::: Input :::

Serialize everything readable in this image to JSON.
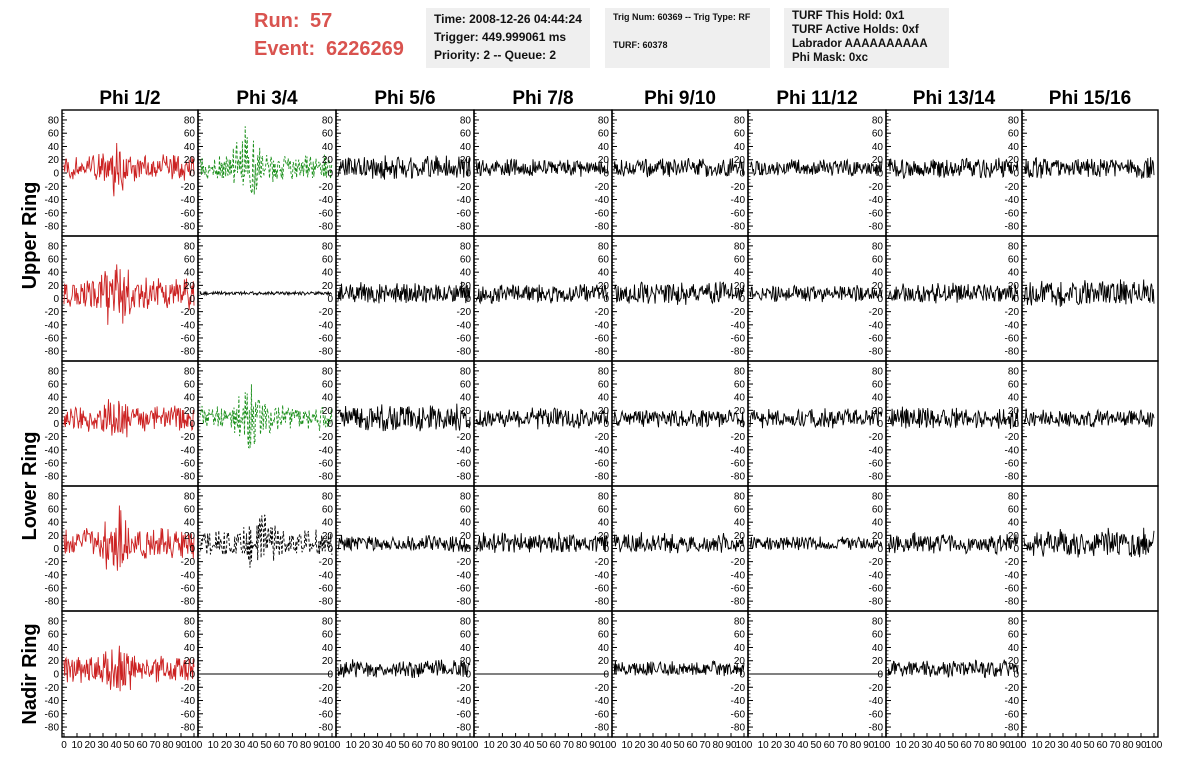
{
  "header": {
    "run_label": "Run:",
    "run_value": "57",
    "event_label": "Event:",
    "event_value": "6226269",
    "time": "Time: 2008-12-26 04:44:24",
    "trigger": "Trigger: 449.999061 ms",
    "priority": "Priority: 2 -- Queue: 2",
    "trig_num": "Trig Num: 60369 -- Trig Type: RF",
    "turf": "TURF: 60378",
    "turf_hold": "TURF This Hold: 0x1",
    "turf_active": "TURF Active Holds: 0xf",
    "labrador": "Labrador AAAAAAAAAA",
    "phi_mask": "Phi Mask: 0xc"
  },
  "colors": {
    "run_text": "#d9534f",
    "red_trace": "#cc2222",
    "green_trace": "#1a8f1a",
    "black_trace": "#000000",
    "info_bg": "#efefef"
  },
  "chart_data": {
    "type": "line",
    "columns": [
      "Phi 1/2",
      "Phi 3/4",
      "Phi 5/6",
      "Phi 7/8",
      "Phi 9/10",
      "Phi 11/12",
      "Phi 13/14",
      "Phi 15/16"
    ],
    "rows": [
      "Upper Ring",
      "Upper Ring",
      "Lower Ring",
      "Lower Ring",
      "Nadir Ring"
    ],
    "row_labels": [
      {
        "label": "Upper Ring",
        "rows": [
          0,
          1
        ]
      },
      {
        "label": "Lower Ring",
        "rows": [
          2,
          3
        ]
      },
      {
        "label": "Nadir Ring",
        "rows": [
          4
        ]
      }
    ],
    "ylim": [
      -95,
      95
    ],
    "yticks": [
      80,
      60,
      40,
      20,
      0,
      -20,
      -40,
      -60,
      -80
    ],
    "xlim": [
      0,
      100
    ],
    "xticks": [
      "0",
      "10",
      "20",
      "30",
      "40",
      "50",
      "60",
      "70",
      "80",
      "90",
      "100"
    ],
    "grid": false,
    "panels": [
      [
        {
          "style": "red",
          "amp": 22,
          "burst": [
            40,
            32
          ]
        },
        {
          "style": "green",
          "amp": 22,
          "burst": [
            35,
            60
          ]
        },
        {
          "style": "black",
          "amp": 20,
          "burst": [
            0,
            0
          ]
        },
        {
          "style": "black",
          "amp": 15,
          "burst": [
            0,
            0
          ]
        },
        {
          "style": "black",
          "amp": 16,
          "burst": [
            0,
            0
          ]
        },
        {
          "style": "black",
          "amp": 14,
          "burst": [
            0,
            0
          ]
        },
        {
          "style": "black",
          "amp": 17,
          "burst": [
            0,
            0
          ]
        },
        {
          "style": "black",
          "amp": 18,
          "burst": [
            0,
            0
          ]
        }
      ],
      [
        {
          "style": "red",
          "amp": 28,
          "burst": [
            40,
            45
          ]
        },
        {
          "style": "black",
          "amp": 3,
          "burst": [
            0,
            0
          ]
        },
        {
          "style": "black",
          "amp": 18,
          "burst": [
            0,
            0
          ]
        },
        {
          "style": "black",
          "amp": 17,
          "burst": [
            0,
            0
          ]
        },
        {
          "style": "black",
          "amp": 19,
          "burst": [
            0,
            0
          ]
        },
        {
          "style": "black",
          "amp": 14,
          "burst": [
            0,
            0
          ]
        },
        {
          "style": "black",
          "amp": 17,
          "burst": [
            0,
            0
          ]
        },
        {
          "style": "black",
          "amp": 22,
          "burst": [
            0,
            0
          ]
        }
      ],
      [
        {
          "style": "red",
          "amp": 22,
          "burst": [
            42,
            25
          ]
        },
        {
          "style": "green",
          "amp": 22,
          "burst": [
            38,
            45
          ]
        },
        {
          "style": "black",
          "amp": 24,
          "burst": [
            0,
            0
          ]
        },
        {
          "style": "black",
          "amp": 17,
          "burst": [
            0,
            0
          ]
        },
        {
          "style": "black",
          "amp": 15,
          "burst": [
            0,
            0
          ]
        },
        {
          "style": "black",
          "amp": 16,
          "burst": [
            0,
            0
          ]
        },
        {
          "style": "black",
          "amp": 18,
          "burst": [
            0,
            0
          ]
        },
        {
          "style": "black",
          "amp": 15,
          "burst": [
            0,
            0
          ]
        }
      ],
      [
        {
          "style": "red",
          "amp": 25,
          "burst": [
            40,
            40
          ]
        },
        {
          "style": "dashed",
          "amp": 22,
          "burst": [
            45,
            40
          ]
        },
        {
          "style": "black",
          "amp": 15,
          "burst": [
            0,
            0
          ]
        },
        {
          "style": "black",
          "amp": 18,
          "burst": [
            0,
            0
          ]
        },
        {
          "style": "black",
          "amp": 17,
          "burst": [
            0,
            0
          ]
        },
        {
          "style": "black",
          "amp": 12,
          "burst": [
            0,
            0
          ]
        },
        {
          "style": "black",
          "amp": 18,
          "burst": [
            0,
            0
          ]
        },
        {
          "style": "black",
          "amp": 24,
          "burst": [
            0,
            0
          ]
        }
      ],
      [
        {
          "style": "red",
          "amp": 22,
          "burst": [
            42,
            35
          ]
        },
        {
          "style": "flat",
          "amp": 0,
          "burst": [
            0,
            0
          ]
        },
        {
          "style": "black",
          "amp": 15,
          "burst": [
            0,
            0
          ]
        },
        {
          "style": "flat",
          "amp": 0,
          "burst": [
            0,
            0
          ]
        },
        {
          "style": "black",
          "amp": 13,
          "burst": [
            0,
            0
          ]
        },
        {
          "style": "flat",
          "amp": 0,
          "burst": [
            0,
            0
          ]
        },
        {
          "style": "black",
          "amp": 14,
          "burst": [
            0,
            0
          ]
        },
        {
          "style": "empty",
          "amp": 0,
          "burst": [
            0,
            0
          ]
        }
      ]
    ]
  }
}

:::

_Your objective_
Copy the records above exactly. The pictures are not part of the copy.

_Expected answer_
Serialize everything readable in this image to JSON.
{
  "header": {
    "run_label": "Run:",
    "run_value": "57",
    "event_label": "Event:",
    "event_value": "6226269",
    "time": "Time: 2008-12-26 04:44:24",
    "trigger": "Trigger: 449.999061 ms",
    "priority": "Priority: 2 -- Queue: 2",
    "trig_num": "Trig Num: 60369 -- Trig Type: RF",
    "turf": "TURF: 60378",
    "turf_hold": "TURF This Hold: 0x1",
    "turf_active": "TURF Active Holds: 0xf",
    "labrador": "Labrador AAAAAAAAAA",
    "phi_mask": "Phi Mask: 0xc"
  },
  "colors": {
    "run_text": "#d9534f",
    "red_trace": "#cc2222",
    "green_trace": "#1a8f1a",
    "black_trace": "#000000",
    "info_bg": "#efefef"
  },
  "chart_data": {
    "type": "line",
    "columns": [
      "Phi 1/2",
      "Phi 3/4",
      "Phi 5/6",
      "Phi 7/8",
      "Phi 9/10",
      "Phi 11/12",
      "Phi 13/14",
      "Phi 15/16"
    ],
    "rows": [
      "Upper Ring",
      "Upper Ring",
      "Lower Ring",
      "Lower Ring",
      "Nadir Ring"
    ],
    "row_labels": [
      {
        "label": "Upper Ring",
        "rows": [
          0,
          1
        ]
      },
      {
        "label": "Lower Ring",
        "rows": [
          2,
          3
        ]
      },
      {
        "label": "Nadir Ring",
        "rows": [
          4
        ]
      }
    ],
    "ylim": [
      -95,
      95
    ],
    "yticks": [
      80,
      60,
      40,
      20,
      0,
      -20,
      -40,
      -60,
      -80
    ],
    "xlim": [
      0,
      100
    ],
    "xticks": [
      "0",
      "10",
      "20",
      "30",
      "40",
      "50",
      "60",
      "70",
      "80",
      "90",
      "100"
    ],
    "grid": false,
    "panels": [
      [
        {
          "style": "red",
          "amp": 22,
          "burst": [
            40,
            32
          ]
        },
        {
          "style": "green",
          "amp": 22,
          "burst": [
            35,
            60
          ]
        },
        {
          "style": "black",
          "amp": 20,
          "burst": [
            0,
            0
          ]
        },
        {
          "style": "black",
          "amp": 15,
          "burst": [
            0,
            0
          ]
        },
        {
          "style": "black",
          "amp": 16,
          "burst": [
            0,
            0
          ]
        },
        {
          "style": "black",
          "amp": 14,
          "burst": [
            0,
            0
          ]
        },
        {
          "style": "black",
          "amp": 17,
          "burst": [
            0,
            0
          ]
        },
        {
          "style": "black",
          "amp": 18,
          "burst": [
            0,
            0
          ]
        }
      ],
      [
        {
          "style": "red",
          "amp": 28,
          "burst": [
            40,
            45
          ]
        },
        {
          "style": "black",
          "amp": 3,
          "burst": [
            0,
            0
          ]
        },
        {
          "style": "black",
          "amp": 18,
          "burst": [
            0,
            0
          ]
        },
        {
          "style": "black",
          "amp": 17,
          "burst": [
            0,
            0
          ]
        },
        {
          "style": "black",
          "amp": 19,
          "burst": [
            0,
            0
          ]
        },
        {
          "style": "black",
          "amp": 14,
          "burst": [
            0,
            0
          ]
        },
        {
          "style": "black",
          "amp": 17,
          "burst": [
            0,
            0
          ]
        },
        {
          "style": "black",
          "amp": 22,
          "burst": [
            0,
            0
          ]
        }
      ],
      [
        {
          "style": "red",
          "amp": 22,
          "burst": [
            42,
            25
          ]
        },
        {
          "style": "green",
          "amp": 22,
          "burst": [
            38,
            45
          ]
        },
        {
          "style": "black",
          "amp": 24,
          "burst": [
            0,
            0
          ]
        },
        {
          "style": "black",
          "amp": 17,
          "burst": [
            0,
            0
          ]
        },
        {
          "style": "black",
          "amp": 15,
          "burst": [
            0,
            0
          ]
        },
        {
          "style": "black",
          "amp": 16,
          "burst": [
            0,
            0
          ]
        },
        {
          "style": "black",
          "amp": 18,
          "burst": [
            0,
            0
          ]
        },
        {
          "style": "black",
          "amp": 15,
          "burst": [
            0,
            0
          ]
        }
      ],
      [
        {
          "style": "red",
          "amp": 25,
          "burst": [
            40,
            40
          ]
        },
        {
          "style": "dashed",
          "amp": 22,
          "burst": [
            45,
            40
          ]
        },
        {
          "style": "black",
          "amp": 15,
          "burst": [
            0,
            0
          ]
        },
        {
          "style": "black",
          "amp": 18,
          "burst": [
            0,
            0
          ]
        },
        {
          "style": "black",
          "amp": 17,
          "burst": [
            0,
            0
          ]
        },
        {
          "style": "black",
          "amp": 12,
          "burst": [
            0,
            0
          ]
        },
        {
          "style": "black",
          "amp": 18,
          "burst": [
            0,
            0
          ]
        },
        {
          "style": "black",
          "amp": 24,
          "burst": [
            0,
            0
          ]
        }
      ],
      [
        {
          "style": "red",
          "amp": 22,
          "burst": [
            42,
            35
          ]
        },
        {
          "style": "flat",
          "amp": 0,
          "burst": [
            0,
            0
          ]
        },
        {
          "style": "black",
          "amp": 15,
          "burst": [
            0,
            0
          ]
        },
        {
          "style": "flat",
          "amp": 0,
          "burst": [
            0,
            0
          ]
        },
        {
          "style": "black",
          "amp": 13,
          "burst": [
            0,
            0
          ]
        },
        {
          "style": "flat",
          "amp": 0,
          "burst": [
            0,
            0
          ]
        },
        {
          "style": "black",
          "amp": 14,
          "burst": [
            0,
            0
          ]
        },
        {
          "style": "empty",
          "amp": 0,
          "burst": [
            0,
            0
          ]
        }
      ]
    ]
  }
}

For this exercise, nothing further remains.